**TASK STATEMENT:**
Answer with a single number, the count of lines holding the word "image".

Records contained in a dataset
——

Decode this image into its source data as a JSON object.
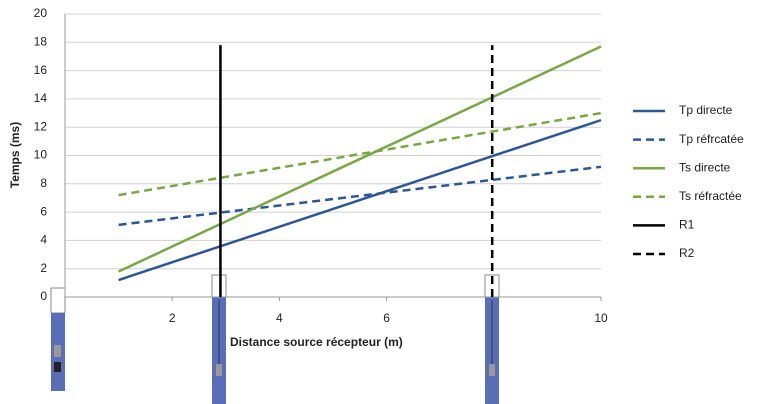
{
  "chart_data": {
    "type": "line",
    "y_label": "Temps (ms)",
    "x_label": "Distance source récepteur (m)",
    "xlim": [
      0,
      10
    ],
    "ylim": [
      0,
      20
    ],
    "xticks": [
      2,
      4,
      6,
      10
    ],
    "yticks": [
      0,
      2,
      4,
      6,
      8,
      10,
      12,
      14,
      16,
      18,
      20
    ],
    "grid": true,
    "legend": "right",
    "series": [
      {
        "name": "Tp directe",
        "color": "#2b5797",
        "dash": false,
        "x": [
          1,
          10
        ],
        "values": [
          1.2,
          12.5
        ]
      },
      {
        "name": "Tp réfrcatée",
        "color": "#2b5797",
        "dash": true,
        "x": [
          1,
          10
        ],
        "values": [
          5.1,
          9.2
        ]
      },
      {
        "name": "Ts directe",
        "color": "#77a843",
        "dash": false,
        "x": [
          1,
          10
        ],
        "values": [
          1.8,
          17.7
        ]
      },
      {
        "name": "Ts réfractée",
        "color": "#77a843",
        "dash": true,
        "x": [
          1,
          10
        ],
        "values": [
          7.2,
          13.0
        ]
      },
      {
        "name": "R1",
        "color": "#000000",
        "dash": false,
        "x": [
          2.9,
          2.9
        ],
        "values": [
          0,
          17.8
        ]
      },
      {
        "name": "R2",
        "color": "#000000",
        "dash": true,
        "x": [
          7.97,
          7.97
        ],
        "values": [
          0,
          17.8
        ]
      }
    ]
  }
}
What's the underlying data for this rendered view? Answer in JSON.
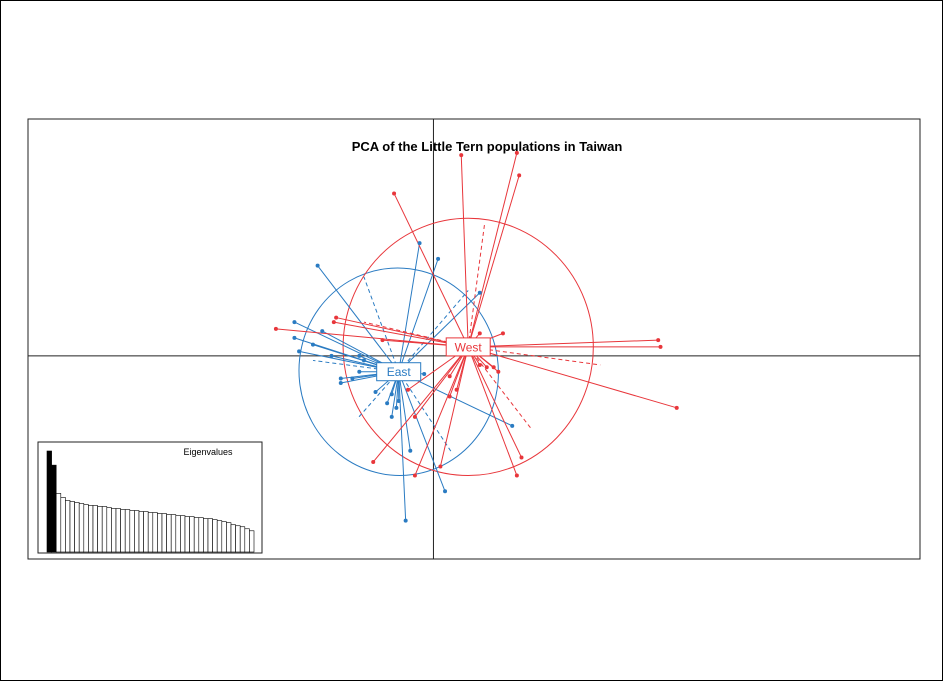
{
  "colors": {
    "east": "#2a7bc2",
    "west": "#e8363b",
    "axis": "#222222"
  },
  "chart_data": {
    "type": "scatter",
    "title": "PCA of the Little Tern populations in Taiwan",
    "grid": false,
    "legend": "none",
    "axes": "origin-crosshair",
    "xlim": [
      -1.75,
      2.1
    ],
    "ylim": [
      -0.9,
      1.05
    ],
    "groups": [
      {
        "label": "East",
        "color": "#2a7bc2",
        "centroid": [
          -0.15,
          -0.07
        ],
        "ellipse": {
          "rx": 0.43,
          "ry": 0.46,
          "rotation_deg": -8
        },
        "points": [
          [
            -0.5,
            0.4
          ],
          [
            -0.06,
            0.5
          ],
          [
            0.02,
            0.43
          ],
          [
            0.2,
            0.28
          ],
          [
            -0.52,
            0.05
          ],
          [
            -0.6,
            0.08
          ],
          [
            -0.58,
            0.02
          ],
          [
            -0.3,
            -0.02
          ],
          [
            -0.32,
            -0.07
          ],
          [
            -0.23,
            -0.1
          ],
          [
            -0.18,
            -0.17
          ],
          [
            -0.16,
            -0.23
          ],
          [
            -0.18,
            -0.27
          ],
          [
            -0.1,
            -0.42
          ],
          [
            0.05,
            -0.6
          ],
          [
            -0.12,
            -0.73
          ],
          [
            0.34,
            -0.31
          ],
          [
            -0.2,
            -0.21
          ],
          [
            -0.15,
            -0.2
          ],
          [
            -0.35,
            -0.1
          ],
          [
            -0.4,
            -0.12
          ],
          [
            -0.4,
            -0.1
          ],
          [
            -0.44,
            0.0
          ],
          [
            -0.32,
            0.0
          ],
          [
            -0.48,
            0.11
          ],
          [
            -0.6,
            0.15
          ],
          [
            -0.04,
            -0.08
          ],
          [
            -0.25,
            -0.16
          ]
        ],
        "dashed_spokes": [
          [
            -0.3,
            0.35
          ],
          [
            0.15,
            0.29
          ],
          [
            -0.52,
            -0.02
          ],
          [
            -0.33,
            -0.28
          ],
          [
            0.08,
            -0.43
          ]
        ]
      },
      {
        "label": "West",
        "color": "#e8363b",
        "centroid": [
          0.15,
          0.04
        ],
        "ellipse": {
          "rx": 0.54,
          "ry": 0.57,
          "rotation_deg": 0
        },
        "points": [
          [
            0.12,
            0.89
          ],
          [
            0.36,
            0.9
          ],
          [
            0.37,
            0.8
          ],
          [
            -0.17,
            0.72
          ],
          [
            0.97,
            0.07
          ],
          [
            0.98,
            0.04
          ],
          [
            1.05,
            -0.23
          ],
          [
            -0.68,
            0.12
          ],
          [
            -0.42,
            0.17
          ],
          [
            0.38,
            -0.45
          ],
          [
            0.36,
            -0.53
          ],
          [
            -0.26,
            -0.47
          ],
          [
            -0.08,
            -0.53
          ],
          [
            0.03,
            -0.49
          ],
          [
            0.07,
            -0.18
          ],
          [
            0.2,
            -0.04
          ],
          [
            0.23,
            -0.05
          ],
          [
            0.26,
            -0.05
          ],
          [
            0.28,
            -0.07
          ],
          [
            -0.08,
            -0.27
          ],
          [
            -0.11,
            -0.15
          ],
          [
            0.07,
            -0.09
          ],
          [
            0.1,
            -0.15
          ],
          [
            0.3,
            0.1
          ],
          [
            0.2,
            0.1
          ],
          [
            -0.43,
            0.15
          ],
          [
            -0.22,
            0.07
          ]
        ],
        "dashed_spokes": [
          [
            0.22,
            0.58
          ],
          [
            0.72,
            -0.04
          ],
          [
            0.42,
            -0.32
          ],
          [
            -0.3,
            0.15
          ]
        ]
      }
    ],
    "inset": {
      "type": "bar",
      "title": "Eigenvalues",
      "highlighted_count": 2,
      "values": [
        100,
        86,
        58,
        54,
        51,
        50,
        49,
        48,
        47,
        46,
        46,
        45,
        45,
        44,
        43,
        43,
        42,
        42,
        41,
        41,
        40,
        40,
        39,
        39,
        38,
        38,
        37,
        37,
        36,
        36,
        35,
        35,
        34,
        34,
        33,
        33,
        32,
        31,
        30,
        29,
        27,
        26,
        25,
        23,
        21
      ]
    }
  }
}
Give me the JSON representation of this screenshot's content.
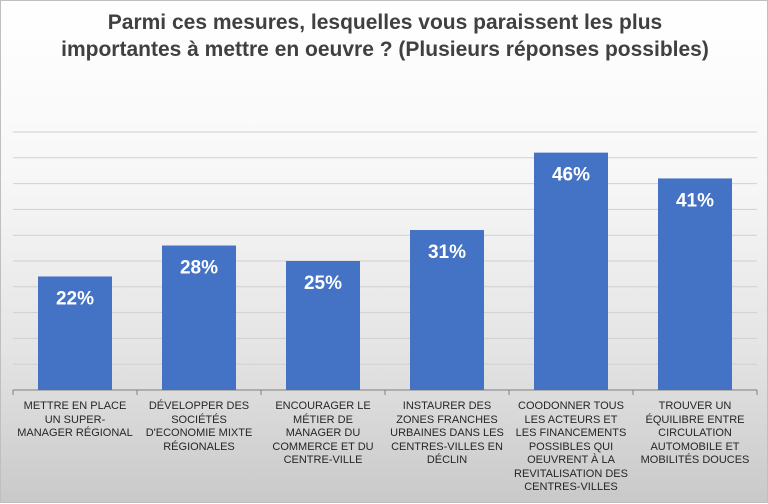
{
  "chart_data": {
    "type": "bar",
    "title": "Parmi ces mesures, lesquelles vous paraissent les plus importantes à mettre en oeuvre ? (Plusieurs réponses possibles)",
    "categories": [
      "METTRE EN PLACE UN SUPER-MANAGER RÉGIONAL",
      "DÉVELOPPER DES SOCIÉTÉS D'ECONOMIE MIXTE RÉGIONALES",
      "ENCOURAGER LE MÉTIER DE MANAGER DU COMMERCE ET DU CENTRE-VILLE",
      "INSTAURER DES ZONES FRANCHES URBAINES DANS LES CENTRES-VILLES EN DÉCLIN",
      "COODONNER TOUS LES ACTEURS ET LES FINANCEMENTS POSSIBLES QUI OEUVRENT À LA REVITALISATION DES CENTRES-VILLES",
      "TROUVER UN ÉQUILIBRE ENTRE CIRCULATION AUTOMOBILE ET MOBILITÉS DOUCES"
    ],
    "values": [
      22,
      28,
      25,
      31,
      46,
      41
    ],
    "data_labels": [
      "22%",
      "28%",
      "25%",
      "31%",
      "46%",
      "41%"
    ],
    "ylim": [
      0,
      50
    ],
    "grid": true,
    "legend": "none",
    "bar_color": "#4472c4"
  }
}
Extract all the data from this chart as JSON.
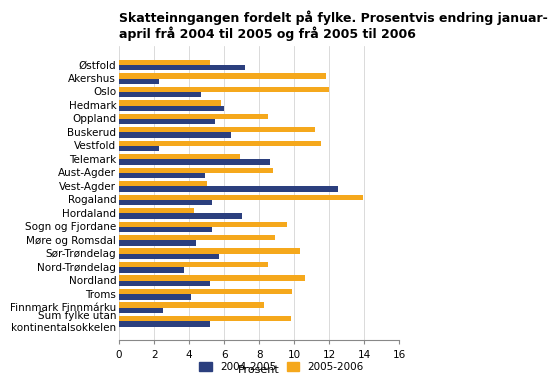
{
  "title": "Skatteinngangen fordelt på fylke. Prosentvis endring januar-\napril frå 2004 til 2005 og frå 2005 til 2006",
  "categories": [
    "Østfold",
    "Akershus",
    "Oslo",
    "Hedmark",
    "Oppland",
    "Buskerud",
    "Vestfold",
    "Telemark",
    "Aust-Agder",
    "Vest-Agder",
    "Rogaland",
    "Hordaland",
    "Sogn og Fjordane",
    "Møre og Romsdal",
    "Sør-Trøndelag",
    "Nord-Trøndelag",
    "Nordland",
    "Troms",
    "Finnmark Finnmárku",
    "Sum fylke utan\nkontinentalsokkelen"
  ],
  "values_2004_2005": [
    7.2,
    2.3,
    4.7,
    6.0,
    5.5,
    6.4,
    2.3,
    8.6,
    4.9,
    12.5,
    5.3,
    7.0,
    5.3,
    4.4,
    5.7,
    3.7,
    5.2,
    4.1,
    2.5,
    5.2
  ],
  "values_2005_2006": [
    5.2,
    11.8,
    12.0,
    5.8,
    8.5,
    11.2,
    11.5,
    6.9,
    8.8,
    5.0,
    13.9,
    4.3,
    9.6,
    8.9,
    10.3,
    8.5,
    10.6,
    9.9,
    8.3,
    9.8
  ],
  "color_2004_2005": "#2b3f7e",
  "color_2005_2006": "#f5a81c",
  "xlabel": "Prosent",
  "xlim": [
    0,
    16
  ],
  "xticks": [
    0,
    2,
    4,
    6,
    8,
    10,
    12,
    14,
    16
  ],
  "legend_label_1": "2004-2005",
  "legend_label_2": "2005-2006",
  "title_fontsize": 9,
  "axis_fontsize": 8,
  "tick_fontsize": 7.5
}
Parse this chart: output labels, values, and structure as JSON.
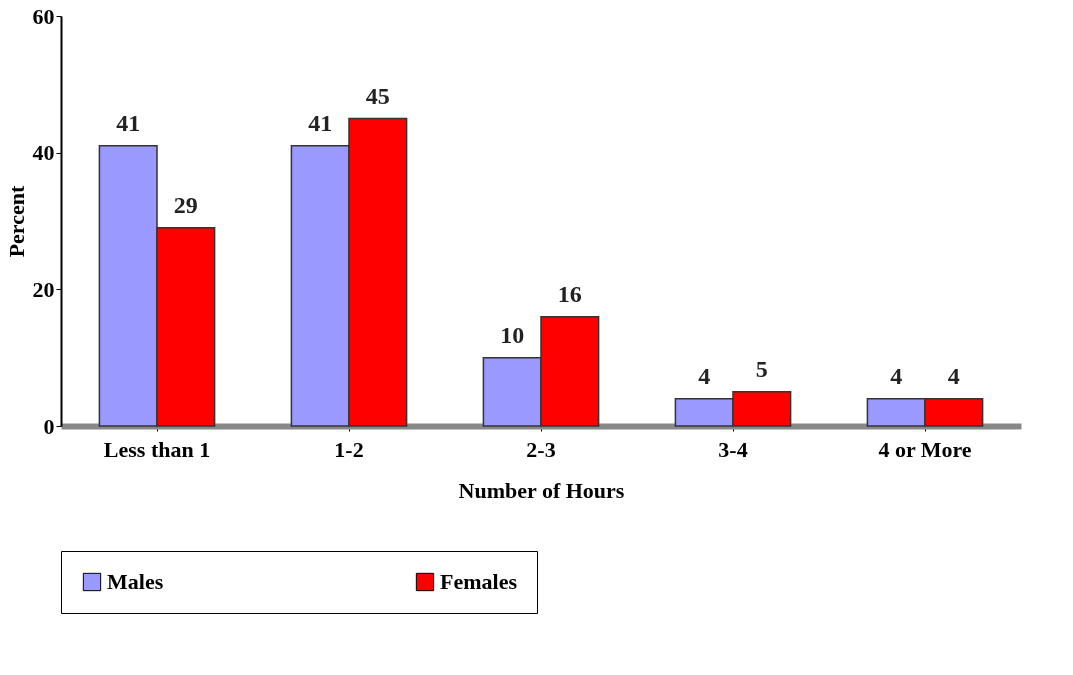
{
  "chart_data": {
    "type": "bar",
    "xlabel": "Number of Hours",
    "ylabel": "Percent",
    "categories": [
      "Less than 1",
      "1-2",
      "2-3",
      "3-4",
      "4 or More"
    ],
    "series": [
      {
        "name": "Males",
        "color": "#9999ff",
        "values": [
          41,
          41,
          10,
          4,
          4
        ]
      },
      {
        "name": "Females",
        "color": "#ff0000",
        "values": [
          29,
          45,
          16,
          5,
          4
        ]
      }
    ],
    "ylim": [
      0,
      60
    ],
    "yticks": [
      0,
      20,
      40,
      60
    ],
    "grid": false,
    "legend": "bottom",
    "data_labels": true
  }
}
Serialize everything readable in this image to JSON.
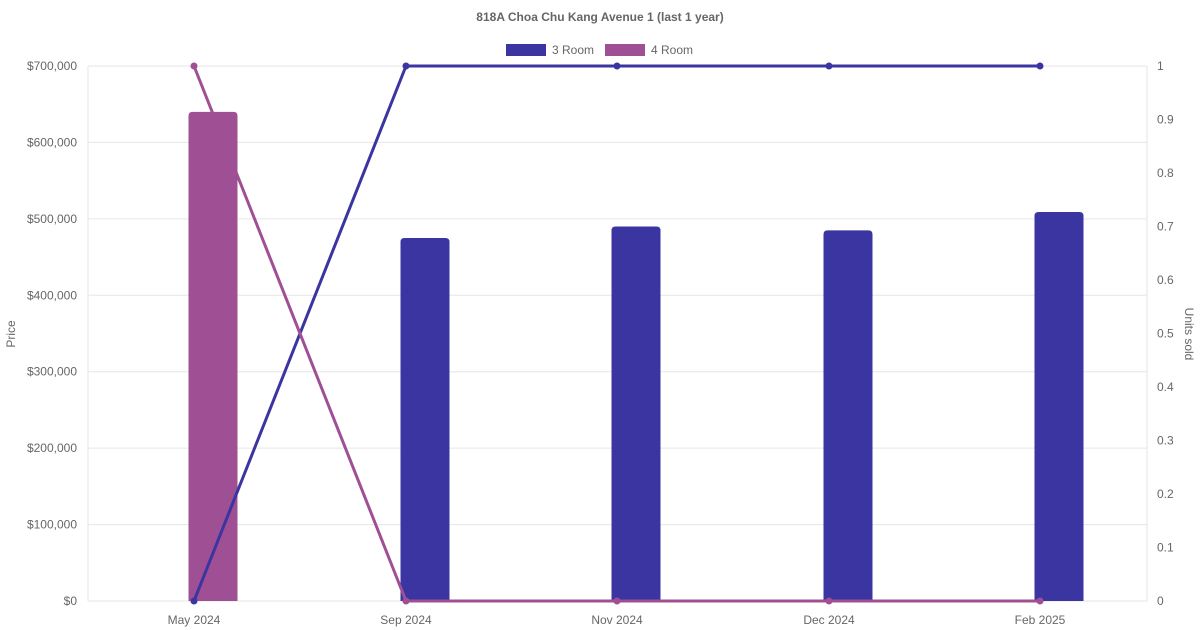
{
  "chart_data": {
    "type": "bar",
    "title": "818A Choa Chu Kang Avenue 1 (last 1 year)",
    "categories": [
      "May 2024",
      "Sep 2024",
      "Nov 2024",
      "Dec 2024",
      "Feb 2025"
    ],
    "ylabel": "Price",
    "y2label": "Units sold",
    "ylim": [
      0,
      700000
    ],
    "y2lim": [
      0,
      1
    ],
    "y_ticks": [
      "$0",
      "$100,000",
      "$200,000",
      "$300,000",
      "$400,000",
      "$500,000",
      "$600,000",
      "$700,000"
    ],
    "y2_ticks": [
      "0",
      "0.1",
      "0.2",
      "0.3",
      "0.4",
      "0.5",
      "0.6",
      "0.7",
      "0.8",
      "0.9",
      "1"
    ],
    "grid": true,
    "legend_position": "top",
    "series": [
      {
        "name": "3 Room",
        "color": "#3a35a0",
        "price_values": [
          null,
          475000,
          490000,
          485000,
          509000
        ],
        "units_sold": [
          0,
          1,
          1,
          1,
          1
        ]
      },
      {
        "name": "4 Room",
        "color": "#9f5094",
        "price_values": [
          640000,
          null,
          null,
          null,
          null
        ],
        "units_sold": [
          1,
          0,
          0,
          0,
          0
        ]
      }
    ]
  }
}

——

**RESULT FOR THIS TASK:**
2